(Data items)
================

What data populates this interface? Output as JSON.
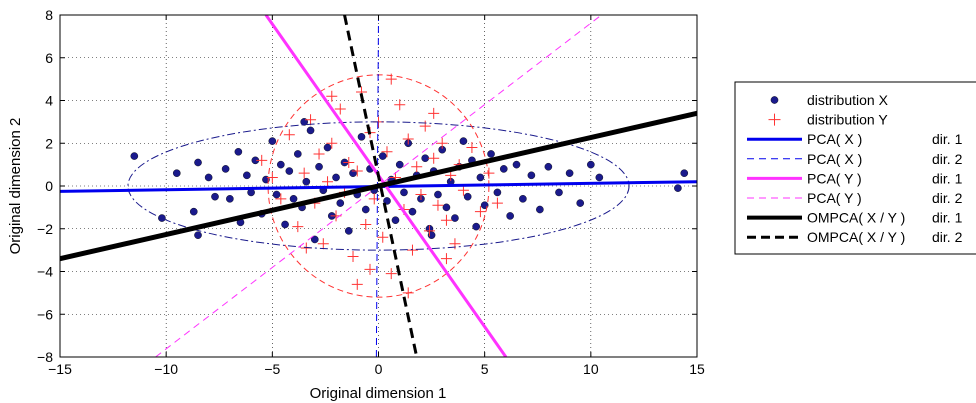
{
  "chart_data": {
    "type": "scatter",
    "xlabel": "Original dimension 1",
    "ylabel": "Original dimension 2",
    "xlim": [
      -15,
      15
    ],
    "ylim": [
      -8,
      8
    ],
    "x_ticks": [
      -15,
      -10,
      -5,
      0,
      5,
      10,
      15
    ],
    "y_ticks": [
      -8,
      -6,
      -4,
      -2,
      0,
      2,
      4,
      6,
      8
    ],
    "x_tick_labels": [
      "−15",
      "−10",
      "−5",
      "0",
      "5",
      "10",
      "15"
    ],
    "y_tick_labels": [
      "−8",
      "−6",
      "−4",
      "−2",
      "0",
      "2",
      "4",
      "6",
      "8"
    ],
    "grid": true,
    "legend_position": "right",
    "series": [
      {
        "name": "distribution X",
        "marker": "filled-circle",
        "color": "#1a1a8c",
        "points": [
          [
            -11.5,
            1.4
          ],
          [
            -10.2,
            -1.5
          ],
          [
            -9.5,
            0.6
          ],
          [
            -8.5,
            1.1
          ],
          [
            -8.7,
            -1.2
          ],
          [
            -8.5,
            -2.3
          ],
          [
            -8.0,
            0.4
          ],
          [
            -7.7,
            -0.5
          ],
          [
            -7.2,
            0.8
          ],
          [
            -7.0,
            -0.6
          ],
          [
            -6.6,
            1.6
          ],
          [
            -6.2,
            0.5
          ],
          [
            -6.0,
            -0.3
          ],
          [
            -5.8,
            1.2
          ],
          [
            -5.5,
            -1.3
          ],
          [
            -5.3,
            0.3
          ],
          [
            -5.0,
            2.1
          ],
          [
            -4.8,
            -0.4
          ],
          [
            -4.6,
            1.0
          ],
          [
            -4.4,
            -1.8
          ],
          [
            -4.2,
            0.7
          ],
          [
            -4.0,
            -0.6
          ],
          [
            -3.8,
            1.5
          ],
          [
            -3.6,
            -1.0
          ],
          [
            -3.4,
            0.2
          ],
          [
            -3.2,
            2.6
          ],
          [
            -3.0,
            -2.5
          ],
          [
            -2.8,
            0.9
          ],
          [
            -2.6,
            -0.2
          ],
          [
            -2.4,
            1.8
          ],
          [
            -2.2,
            -1.4
          ],
          [
            -2.0,
            0.4
          ],
          [
            -1.8,
            -0.8
          ],
          [
            -1.6,
            1.1
          ],
          [
            -1.4,
            -2.1
          ],
          [
            -1.2,
            0.6
          ],
          [
            -1.0,
            -0.4
          ],
          [
            -0.8,
            2.3
          ],
          [
            -0.6,
            -1.1
          ],
          [
            -0.4,
            0.8
          ],
          [
            -0.2,
            -0.2
          ],
          [
            0.2,
            1.4
          ],
          [
            0.4,
            -0.7
          ],
          [
            0.6,
            0.3
          ],
          [
            0.8,
            -1.6
          ],
          [
            1.0,
            1.0
          ],
          [
            1.2,
            -0.3
          ],
          [
            1.4,
            2.0
          ],
          [
            1.6,
            -1.2
          ],
          [
            1.8,
            0.5
          ],
          [
            2.0,
            -0.6
          ],
          [
            2.2,
            1.3
          ],
          [
            2.4,
            -2.0
          ],
          [
            2.6,
            0.7
          ],
          [
            2.8,
            -0.4
          ],
          [
            3.0,
            1.7
          ],
          [
            3.2,
            -1.0
          ],
          [
            3.4,
            0.2
          ],
          [
            3.6,
            -1.5
          ],
          [
            3.8,
            0.9
          ],
          [
            4.0,
            2.1
          ],
          [
            4.2,
            -0.5
          ],
          [
            4.4,
            1.2
          ],
          [
            4.6,
            -1.9
          ],
          [
            4.8,
            0.4
          ],
          [
            5.0,
            -0.9
          ],
          [
            5.3,
            1.5
          ],
          [
            5.6,
            -0.3
          ],
          [
            5.9,
            0.8
          ],
          [
            6.2,
            -1.4
          ],
          [
            6.5,
            1.0
          ],
          [
            6.8,
            -0.6
          ],
          [
            7.2,
            0.5
          ],
          [
            7.6,
            -1.1
          ],
          [
            8.0,
            0.9
          ],
          [
            8.5,
            -0.3
          ],
          [
            9.0,
            0.6
          ],
          [
            9.5,
            -0.8
          ],
          [
            10.0,
            1.0
          ],
          [
            10.4,
            0.4
          ],
          [
            14.1,
            -0.1
          ],
          [
            14.4,
            0.6
          ],
          [
            -3.5,
            3.0
          ],
          [
            2.5,
            -2.3
          ],
          [
            -6.5,
            -1.7
          ]
        ]
      },
      {
        "name": "distribution Y",
        "marker": "plus",
        "color": "#ff3333",
        "points": [
          [
            -4.2,
            2.4
          ],
          [
            -3.8,
            -1.9
          ],
          [
            -3.5,
            0.6
          ],
          [
            -3.2,
            3.1
          ],
          [
            -3.0,
            -0.8
          ],
          [
            -2.8,
            1.5
          ],
          [
            -2.6,
            -2.7
          ],
          [
            -2.4,
            0.2
          ],
          [
            -2.2,
            2.0
          ],
          [
            -2.0,
            -1.4
          ],
          [
            -1.8,
            3.6
          ],
          [
            -1.6,
            -0.3
          ],
          [
            -1.4,
            1.1
          ],
          [
            -1.2,
            -3.3
          ],
          [
            -1.0,
            0.7
          ],
          [
            -0.8,
            4.4
          ],
          [
            -0.6,
            -1.8
          ],
          [
            -0.4,
            2.5
          ],
          [
            -0.2,
            -0.6
          ],
          [
            0.0,
            3.0
          ],
          [
            0.2,
            -2.4
          ],
          [
            0.4,
            1.6
          ],
          [
            0.6,
            -4.1
          ],
          [
            0.8,
            0.4
          ],
          [
            1.0,
            3.8
          ],
          [
            1.2,
            -1.1
          ],
          [
            1.4,
            2.2
          ],
          [
            1.6,
            -3.0
          ],
          [
            1.8,
            0.9
          ],
          [
            2.0,
            -0.4
          ],
          [
            2.2,
            2.8
          ],
          [
            2.4,
            -2.1
          ],
          [
            2.6,
            1.3
          ],
          [
            2.8,
            -0.9
          ],
          [
            3.0,
            2.0
          ],
          [
            3.2,
            -1.6
          ],
          [
            3.4,
            0.5
          ],
          [
            3.6,
            -2.7
          ],
          [
            3.8,
            1.0
          ],
          [
            4.0,
            -0.2
          ],
          [
            4.4,
            1.8
          ],
          [
            4.8,
            -1.2
          ],
          [
            5.2,
            0.6
          ],
          [
            5.6,
            -0.8
          ],
          [
            -5.0,
            0.4
          ],
          [
            -4.6,
            -0.6
          ],
          [
            -5.5,
            1.2
          ],
          [
            -1.0,
            -4.6
          ],
          [
            0.6,
            5.0
          ],
          [
            -0.4,
            -3.9
          ],
          [
            1.4,
            -5.0
          ],
          [
            -2.2,
            4.2
          ],
          [
            2.6,
            3.4
          ],
          [
            3.2,
            -3.4
          ],
          [
            -3.4,
            -2.9
          ]
        ]
      }
    ],
    "lines": [
      {
        "name": "PCA( X )",
        "direction": "dir. 1",
        "style": "solid",
        "color": "#0000ee",
        "width": 3,
        "points": [
          [
            -15,
            -0.25
          ],
          [
            15,
            0.2
          ]
        ]
      },
      {
        "name": "PCA( X )",
        "direction": "dir. 2",
        "style": "dashed",
        "color": "#0000ee",
        "width": 1,
        "points": [
          [
            -0.1,
            -8
          ],
          [
            0.0,
            8
          ]
        ]
      },
      {
        "name": "PCA( Y )",
        "direction": "dir. 1",
        "style": "solid",
        "color": "#ff33ff",
        "width": 3,
        "points": [
          [
            -5.3,
            8
          ],
          [
            6.0,
            -8
          ]
        ]
      },
      {
        "name": "PCA( Y )",
        "direction": "dir. 2",
        "style": "dashed",
        "color": "#ff33ff",
        "width": 1,
        "points": [
          [
            -10.5,
            -8
          ],
          [
            10.5,
            8
          ]
        ]
      },
      {
        "name": "OMPCA( X / Y )",
        "direction": "dir. 1",
        "style": "solid",
        "color": "#000000",
        "width": 5,
        "points": [
          [
            -15,
            -3.4
          ],
          [
            15,
            3.4
          ]
        ]
      },
      {
        "name": "OMPCA( X / Y )",
        "direction": "dir. 2",
        "style": "dashed",
        "color": "#000000",
        "width": 3,
        "points": [
          [
            -1.6,
            8
          ],
          [
            1.8,
            -8
          ]
        ]
      }
    ],
    "ellipses": [
      {
        "series": "distribution X",
        "color": "#1a1a8c",
        "cx": 0,
        "cy": 0,
        "rx": 11.8,
        "ry": 3.0,
        "style": "dash-dot"
      },
      {
        "series": "distribution Y",
        "color": "#ff3333",
        "cx": 0,
        "cy": 0,
        "rx": 5.2,
        "ry": 5.2,
        "style": "dashed"
      }
    ],
    "legend": [
      {
        "label": "distribution X",
        "suffix": "",
        "sym": "circle",
        "color": "#1a1a8c"
      },
      {
        "label": "distribution Y",
        "suffix": "",
        "sym": "plus",
        "color": "#ff3333"
      },
      {
        "label": "PCA( X )",
        "suffix": "dir. 1",
        "sym": "solid",
        "color": "#0000ee"
      },
      {
        "label": "PCA( X )",
        "suffix": "dir. 2",
        "sym": "dashed",
        "color": "#0000ee"
      },
      {
        "label": "PCA( Y )",
        "suffix": "dir. 1",
        "sym": "solid",
        "color": "#ff33ff"
      },
      {
        "label": "PCA( Y )",
        "suffix": "dir. 2",
        "sym": "dashed",
        "color": "#ff33ff"
      },
      {
        "label": "OMPCA( X / Y )",
        "suffix": "dir. 1",
        "sym": "solid-thick",
        "color": "#000000"
      },
      {
        "label": "OMPCA( X / Y )",
        "suffix": "dir. 2",
        "sym": "dashed-thick",
        "color": "#000000"
      }
    ]
  }
}
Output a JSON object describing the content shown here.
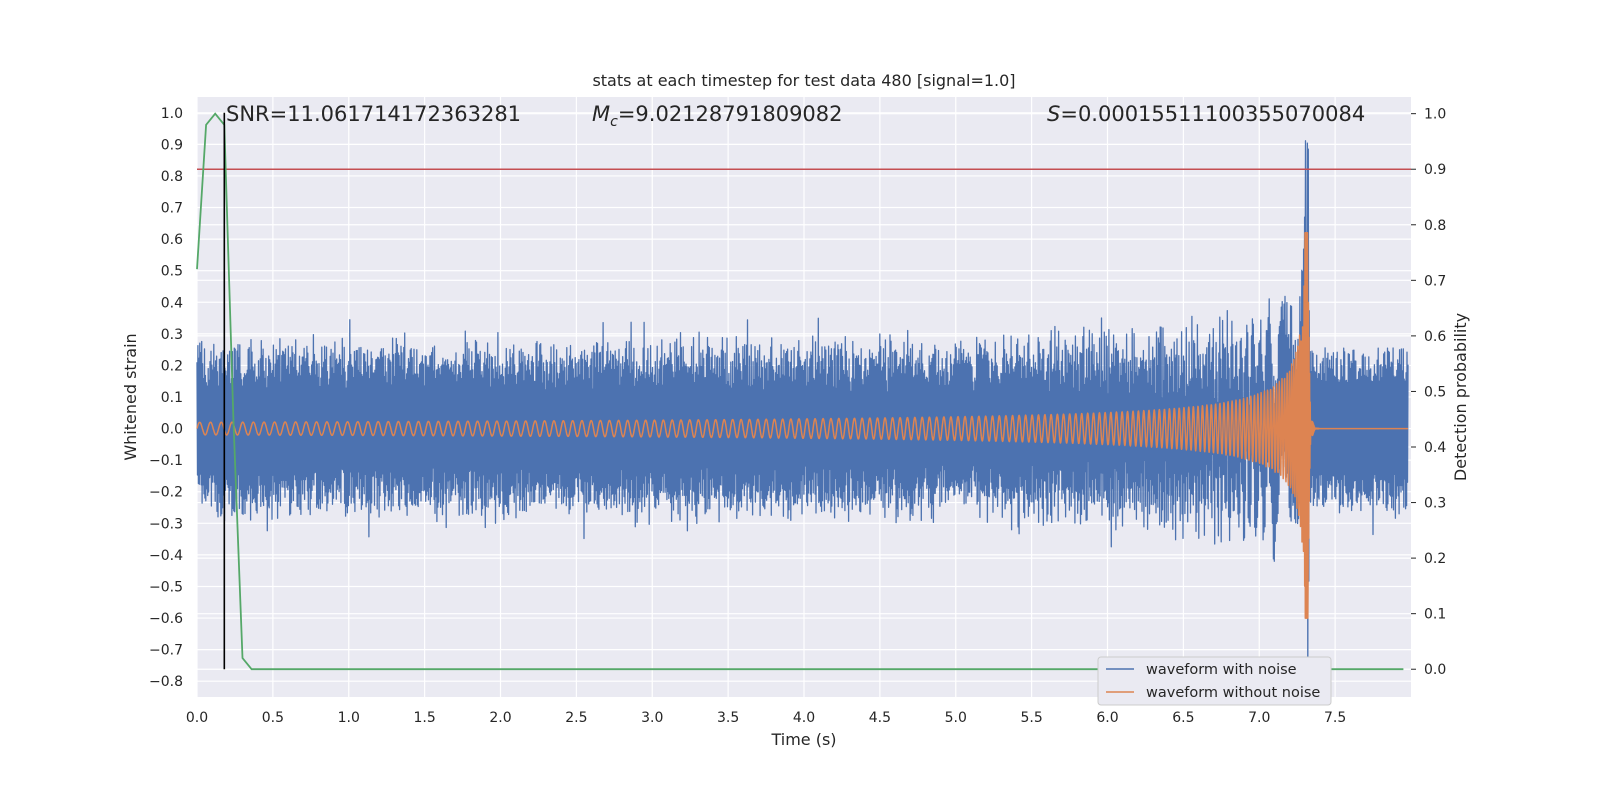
{
  "chart_data": {
    "type": "line",
    "title": "stats at each timestep for test data 480 [signal=1.0]",
    "xlabel": "Time (s)",
    "ylabel": "Whitened strain",
    "y2label": "Detection probability",
    "xlim": [
      0.0,
      8.0
    ],
    "ylim": [
      -0.85,
      1.05
    ],
    "y2lim": [
      -0.05,
      1.03
    ],
    "x_ticks": [
      0.0,
      0.5,
      1.0,
      1.5,
      2.0,
      2.5,
      3.0,
      3.5,
      4.0,
      4.5,
      5.0,
      5.5,
      6.0,
      6.5,
      7.0,
      7.5
    ],
    "x_tick_labels": [
      "0.0",
      "0.5",
      "1.0",
      "1.5",
      "2.0",
      "2.5",
      "3.0",
      "3.5",
      "4.0",
      "4.5",
      "5.0",
      "5.5",
      "6.0",
      "6.5",
      "7.0",
      "7.5"
    ],
    "y_ticks": [
      1.0,
      0.9,
      0.8,
      0.7,
      0.6,
      0.5,
      0.4,
      0.3,
      0.2,
      0.1,
      0.0,
      -0.1,
      -0.2,
      -0.3,
      -0.4,
      -0.5,
      -0.6,
      -0.7,
      -0.8
    ],
    "y_tick_labels": [
      "1.0",
      "0.9",
      "0.8",
      "0.7",
      "0.6",
      "0.5",
      "0.4",
      "0.3",
      "0.2",
      "0.1",
      "0.0",
      "−0.1",
      "−0.2",
      "−0.3",
      "−0.4",
      "−0.5",
      "−0.6",
      "−0.7",
      "−0.8"
    ],
    "y2_ticks": [
      1.0,
      0.9,
      0.8,
      0.7,
      0.6,
      0.5,
      0.4,
      0.3,
      0.2,
      0.1,
      0.0
    ],
    "y2_tick_labels": [
      "1.0",
      "0.9",
      "0.8",
      "0.7",
      "0.6",
      "0.5",
      "0.4",
      "0.3",
      "0.2",
      "0.1",
      "0.0"
    ],
    "grid": true,
    "legend_placement": "lower-right",
    "annotations": {
      "snr": "SNR=11.061714172363281",
      "mc_symbol": "M",
      "mc_sub": "c",
      "mc_value": "=9.02128791809082",
      "s_symbol": "S",
      "s_value": "=0.00015511100355070084"
    },
    "threshold": {
      "value": 0.9,
      "axis": "right",
      "color": "#c44e52"
    },
    "vline": {
      "x": 0.18,
      "y_from": -0.78,
      "y_to": 1.0,
      "color": "#000000"
    },
    "series": [
      {
        "name": "waveform with noise",
        "color": "#4c72b0",
        "axis": "left",
        "kind": "noisy-strain",
        "baseline_amplitude": 0.26,
        "peak_time": 7.32,
        "peak_value": 1.0,
        "peak_min": -0.8
      },
      {
        "name": "waveform without noise",
        "color": "#dd8452",
        "axis": "left",
        "kind": "chirp",
        "start_amplitude": 0.02,
        "peak_time": 7.32,
        "peak_value": 0.62,
        "peak_min": -0.6
      },
      {
        "name": "",
        "color": "#55a868",
        "axis": "right",
        "kind": "probability",
        "x": [
          0.0,
          0.06,
          0.12,
          0.18,
          0.24,
          0.3,
          0.36,
          0.42,
          7.95
        ],
        "y": [
          0.72,
          0.98,
          1.0,
          0.98,
          0.45,
          0.02,
          0.0,
          0.0,
          0.0
        ]
      }
    ],
    "legend": [
      "waveform with noise",
      "waveform without noise"
    ]
  }
}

================

- _INSTRUCTIONS FOR THE TASK_
From the records above, copy every line that holds the word "series".

- _FINAL ANSWER_
    "series": [
        "series": "distribution X",
        "series": "distribution Y",
    "series": [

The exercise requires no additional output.